TASK GOAL: Set down each line of the material that follows, exactly, with no pictures.

━━━━━ EXTRACTED RECORDS ━━━━━

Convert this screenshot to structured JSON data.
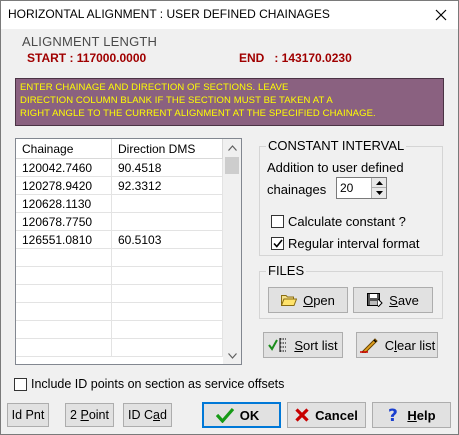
{
  "window": {
    "title": "HORIZONTAL ALIGNMENT : USER DEFINED CHAINAGES",
    "close_icon": "close-icon"
  },
  "alignment_length": {
    "label": "ALIGNMENT LENGTH",
    "start": "START : 117000.0000",
    "end": "END   : 143170.0230",
    "color": "#a00000"
  },
  "info": {
    "lines": [
      "ENTER CHAINAGE AND DIRECTION OF SECTIONS. LEAVE",
      "DIRECTION COLUMN BLANK IF THE SECTION MUST BE TAKEN AT A",
      "RIGHT ANGLE TO THE CURRENT ALIGNMENT AT THE SPECIFIED CHAINAGE."
    ],
    "background": "#8a6180",
    "text_color": "#ffff00"
  },
  "grid": {
    "columns": [
      "Chainage",
      "Direction DMS"
    ],
    "rows": [
      [
        "120042.7460",
        "90.4518"
      ],
      [
        "120278.9420",
        "92.3312"
      ],
      [
        "120628.1130",
        ""
      ],
      [
        "120678.7750",
        ""
      ],
      [
        "126551.0810",
        "60.5103"
      ],
      [
        "",
        ""
      ],
      [
        "",
        ""
      ],
      [
        "",
        ""
      ],
      [
        "",
        ""
      ],
      [
        "",
        ""
      ],
      [
        "",
        ""
      ]
    ]
  },
  "constant_interval": {
    "title": "CONSTANT INTERVAL",
    "line1": "Addition to user defined",
    "line2": "chainages",
    "value": "20",
    "calc_label": "Calculate constant ?",
    "calc_checked": false,
    "regular_label": "Regular interval format",
    "regular_checked": true
  },
  "files": {
    "title": "FILES",
    "open_prefix": "",
    "open_u": "O",
    "open_rest": "pen",
    "save_prefix": "",
    "save_u": "S",
    "save_rest": "ave"
  },
  "list_buttons": {
    "sort_u": "S",
    "sort_rest": "ort list",
    "clear_prefix": "C",
    "clear_u": "l",
    "clear_rest": "ear list"
  },
  "include_id": {
    "label": "Include ID points on section as service offsets",
    "checked": false
  },
  "bottom": {
    "idpnt": "Id Pnt",
    "two_point_prefix": "2 ",
    "two_point_u": "P",
    "two_point_rest": "oint",
    "idcad_prefix": "ID C",
    "idcad_u": "a",
    "idcad_rest": "d",
    "ok": "OK",
    "cancel": "Cancel",
    "help_u": "H",
    "help_rest": "elp"
  }
}
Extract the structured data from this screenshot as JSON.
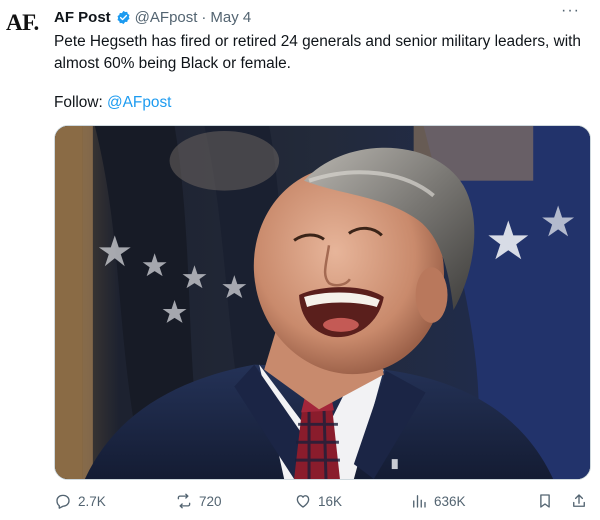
{
  "author": {
    "avatar_text": "AF.",
    "display_name": "AF Post",
    "handle": "@AFpost",
    "separator": "·",
    "date": "May 4",
    "verified": true
  },
  "tweet": {
    "text": "Pete Hegseth has fired or retired 24 generals and senior military leaders, with almost 60% being Black or female.",
    "follow_prefix": "Follow: ",
    "follow_mention": "@AFpost"
  },
  "media": {
    "description_icon": "photo"
  },
  "actions": {
    "replies": "2.7K",
    "reposts": "720",
    "likes": "16K",
    "views": "636K"
  },
  "colors": {
    "accent": "#1d9bf0",
    "muted": "#536471",
    "text": "#0f1419"
  },
  "icons": {
    "more": "more-horizontal-icon",
    "verified": "verified-badge-icon",
    "reply": "reply-icon",
    "repost": "repost-icon",
    "like": "heart-icon",
    "views": "bar-chart-icon",
    "bookmark": "bookmark-icon",
    "share": "share-icon"
  }
}
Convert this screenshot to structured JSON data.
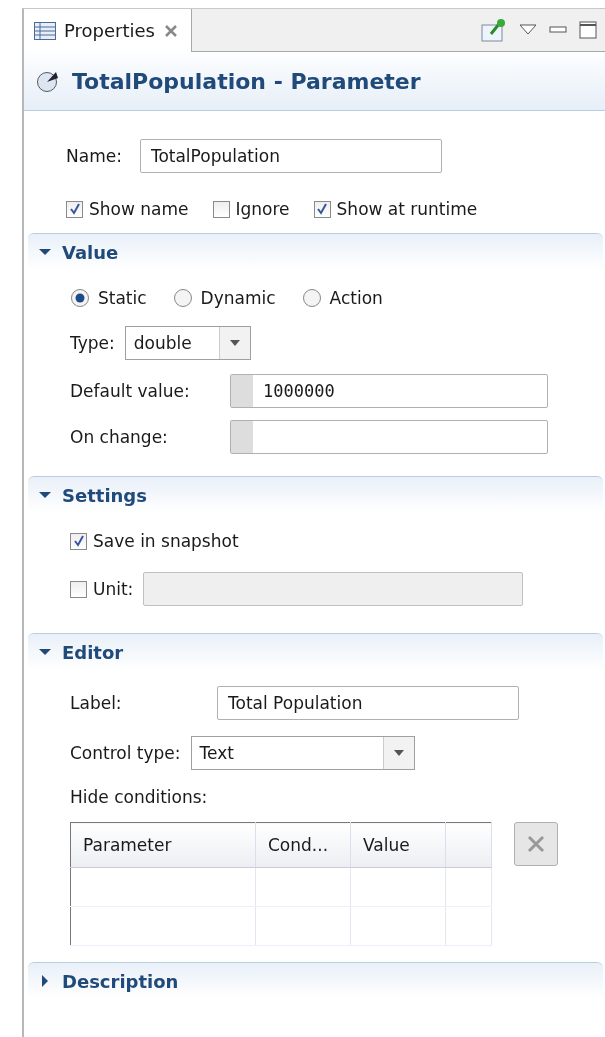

━━━━━

ANSWER TO THE PROBLEM:
Convert this screenshot to structured JSON data.
{
  "window": {
    "title": "HORIZONTAL ALIGNMENT : USER DEFINED CHAINAGES",
    "close_icon": "close-icon"
  },
  "alignment_length": {
    "label": "ALIGNMENT LENGTH",
    "start": "START : 117000.0000",
    "end": "END   : 143170.0230",
    "color": "#a00000"
  },
  "info": {
    "lines": [
      "ENTER CHAINAGE AND DIRECTION OF SECTIONS. LEAVE",
      "DIRECTION COLUMN BLANK IF THE SECTION MUST BE TAKEN AT A",
      "RIGHT ANGLE TO THE CURRENT ALIGNMENT AT THE SPECIFIED CHAINAGE."
    ],
    "background": "#8a6180",
    "text_color": "#ffff00"
  },
  "grid": {
    "columns": [
      "Chainage",
      "Direction DMS"
    ],
    "rows": [
      [
        "120042.7460",
        "90.4518"
      ],
      [
        "120278.9420",
        "92.3312"
      ],
      [
        "120628.1130",
        ""
      ],
      [
        "120678.7750",
        ""
      ],
      [
        "126551.0810",
        "60.5103"
      ],
      [
        "",
        ""
      ],
      [
        "",
        ""
      ],
      [
        "",
        ""
      ],
      [
        "",
        ""
      ],
      [
        "",
        ""
      ],
      [
        "",
        ""
      ]
    ]
  },
  "constant_interval": {
    "title": "CONSTANT INTERVAL",
    "line1": "Addition to user defined",
    "line2": "chainages",
    "value": "20",
    "calc_label": "Calculate constant ?",
    "calc_checked": false,
    "regular_label": "Regular interval format",
    "regular_checked": true
  },
  "files": {
    "title": "FILES",
    "open_prefix": "",
    "open_u": "O",
    "open_rest": "pen",
    "save_prefix": "",
    "save_u": "S",
    "save_rest": "ave"
  },
  "list_buttons": {
    "sort_u": "S",
    "sort_rest": "ort list",
    "clear_prefix": "C",
    "clear_u": "l",
    "clear_rest": "ear list"
  },
  "include_id": {
    "label": "Include ID points on section as service offsets",
    "checked": false
  },
  "bottom": {
    "idpnt": "Id Pnt",
    "two_point_prefix": "2 ",
    "two_point_u": "P",
    "two_point_rest": "oint",
    "idcad_prefix": "ID C",
    "idcad_u": "a",
    "idcad_rest": "d",
    "ok": "OK",
    "cancel": "Cancel",
    "help_u": "H",
    "help_rest": "elp"
  }
}
Extract the structured data from this screenshot as JSON.
{
  "author": {
    "avatar_text": "AF.",
    "display_name": "AF Post",
    "handle": "@AFpost",
    "separator": "·",
    "date": "May 4",
    "verified": true
  },
  "tweet": {
    "text": "Pete Hegseth has fired or retired 24 generals and senior military leaders, with almost 60% being Black or female.",
    "follow_prefix": "Follow: ",
    "follow_mention": "@AFpost"
  },
  "media": {
    "description_icon": "photo"
  },
  "actions": {
    "replies": "2.7K",
    "reposts": "720",
    "likes": "16K",
    "views": "636K"
  },
  "colors": {
    "accent": "#1d9bf0",
    "muted": "#536471",
    "text": "#0f1419"
  },
  "icons": {
    "more": "more-horizontal-icon",
    "verified": "verified-badge-icon",
    "reply": "reply-icon",
    "repost": "repost-icon",
    "like": "heart-icon",
    "views": "bar-chart-icon",
    "bookmark": "bookmark-icon",
    "share": "share-icon"
  }
}
Convert this screenshot to structured JSON data.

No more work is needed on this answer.